Given records:
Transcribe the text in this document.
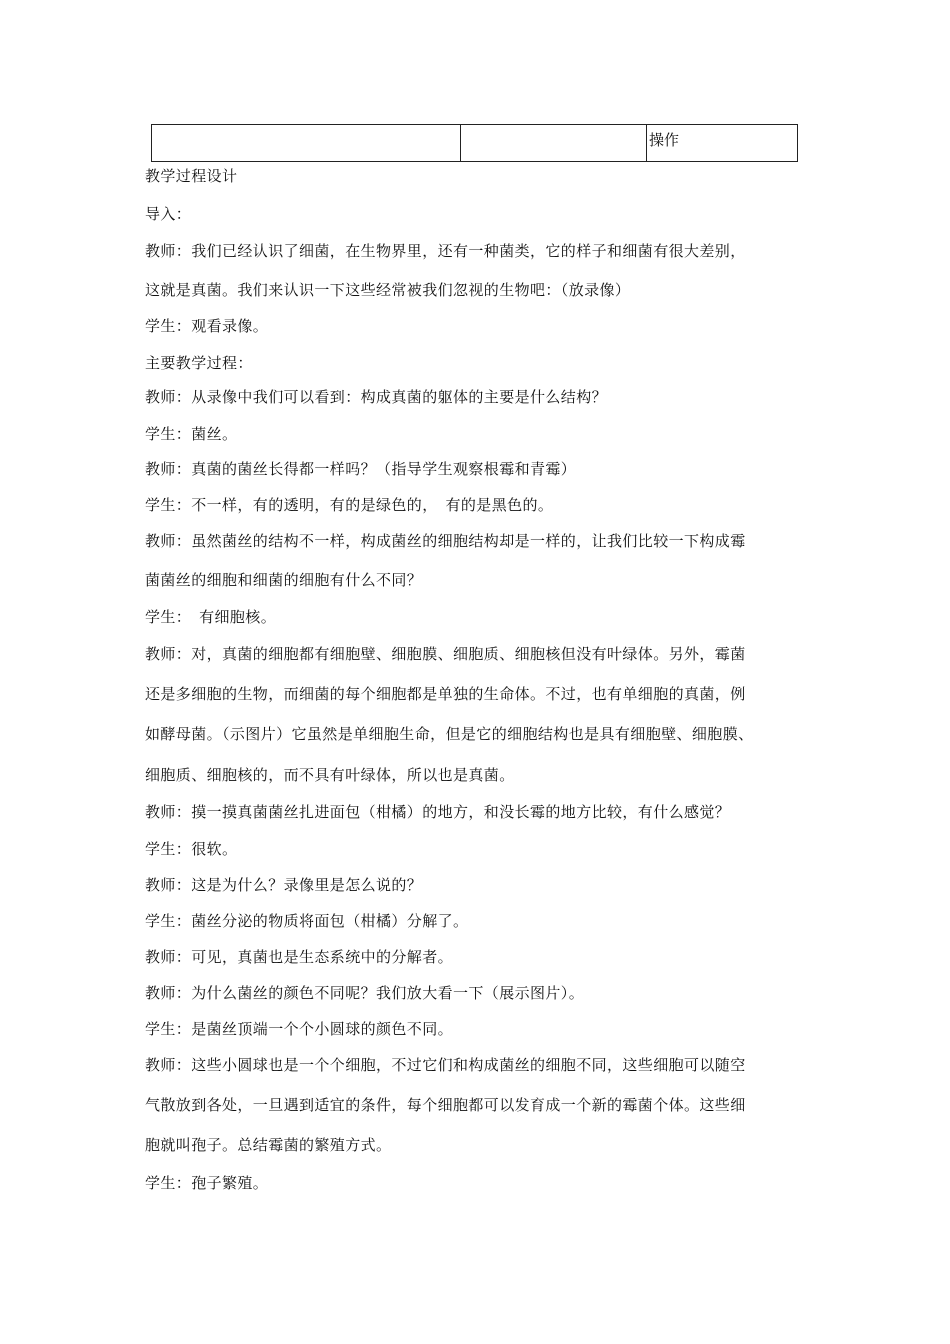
操作
教学过程设计
导入：
教师：我们已经认识了细菌，在生物界里，还有一种菌类，它的样子和细菌有很大差别，
这就是真菌。我们来认识一下这些经常被我们忽视的生物吧：（放录像）
学生：观看录像。
主要教学过程：
教师：从录像中我们可以看到：构成真菌的躯体的主要是什么结构？
学生：菌丝。
教师：真菌的菌丝长得都一样吗？（指导学生观察根霉和青霉）
学生：不一样，有的透明，有的是绿色的，　有的是黑色的。
教师：虽然菌丝的结构不一样，构成菌丝的细胞结构却是一样的，让我们比较一下构成霉
菌菌丝的细胞和细菌的细胞有什么不同？
学生：　有细胞核。
教师：对，真菌的细胞都有细胞壁、细胞膜、细胞质、细胞核但没有叶绿体。另外，霉菌
还是多细胞的生物，而细菌的每个细胞都是单独的生命体。不过，也有单细胞的真菌，例
如酵母菌。（示图片）它虽然是单细胞生命，但是它的细胞结构也是具有细胞壁、细胞膜、
细胞质、细胞核的，而不具有叶绿体，所以也是真菌。
教师：摸一摸真菌菌丝扎进面包（柑橘）的地方，和没长霉的地方比较，有什么感觉？
学生：很软。
教师：这是为什么？录像里是怎么说的？
学生：菌丝分泌的物质将面包（柑橘）分解了。
教师：可见，真菌也是生态系统中的分解者。
教师：为什么菌丝的颜色不同呢？我们放大看一下（展示图片）。
学生：是菌丝顶端一个个小圆球的颜色不同。
教师：这些小圆球也是一个个细胞，不过它们和构成菌丝的细胞不同，这些细胞可以随空
气散放到各处，一旦遇到适宜的条件，每个细胞都可以发育成一个新的霉菌个体。这些细
胞就叫孢子。总结霉菌的繁殖方式。
学生：孢子繁殖。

Stated exercise: Copy the whole listing above word for word but do not carry over the pictures.

Task solution:
Transcribe the text in this document.
操作
教学过程设计
导入：
教师：我们已经认识了细菌，在生物界里，还有一种菌类，它的样子和细菌有很大差别，
这就是真菌。我们来认识一下这些经常被我们忽视的生物吧：（放录像）
学生：观看录像。
主要教学过程：
教师：从录像中我们可以看到：构成真菌的躯体的主要是什么结构？
学生：菌丝。
教师：真菌的菌丝长得都一样吗？（指导学生观察根霉和青霉）
学生：不一样，有的透明，有的是绿色的，　有的是黑色的。
教师：虽然菌丝的结构不一样，构成菌丝的细胞结构却是一样的，让我们比较一下构成霉
菌菌丝的细胞和细菌的细胞有什么不同？
学生：　有细胞核。
教师：对，真菌的细胞都有细胞壁、细胞膜、细胞质、细胞核但没有叶绿体。另外，霉菌
还是多细胞的生物，而细菌的每个细胞都是单独的生命体。不过，也有单细胞的真菌，例
如酵母菌。（示图片）它虽然是单细胞生命，但是它的细胞结构也是具有细胞壁、细胞膜、
细胞质、细胞核的，而不具有叶绿体，所以也是真菌。
教师：摸一摸真菌菌丝扎进面包（柑橘）的地方，和没长霉的地方比较，有什么感觉？
学生：很软。
教师：这是为什么？录像里是怎么说的？
学生：菌丝分泌的物质将面包（柑橘）分解了。
教师：可见，真菌也是生态系统中的分解者。
教师：为什么菌丝的颜色不同呢？我们放大看一下（展示图片）。
学生：是菌丝顶端一个个小圆球的颜色不同。
教师：这些小圆球也是一个个细胞，不过它们和构成菌丝的细胞不同，这些细胞可以随空
气散放到各处，一旦遇到适宜的条件，每个细胞都可以发育成一个新的霉菌个体。这些细
胞就叫孢子。总结霉菌的繁殖方式。
学生：孢子繁殖。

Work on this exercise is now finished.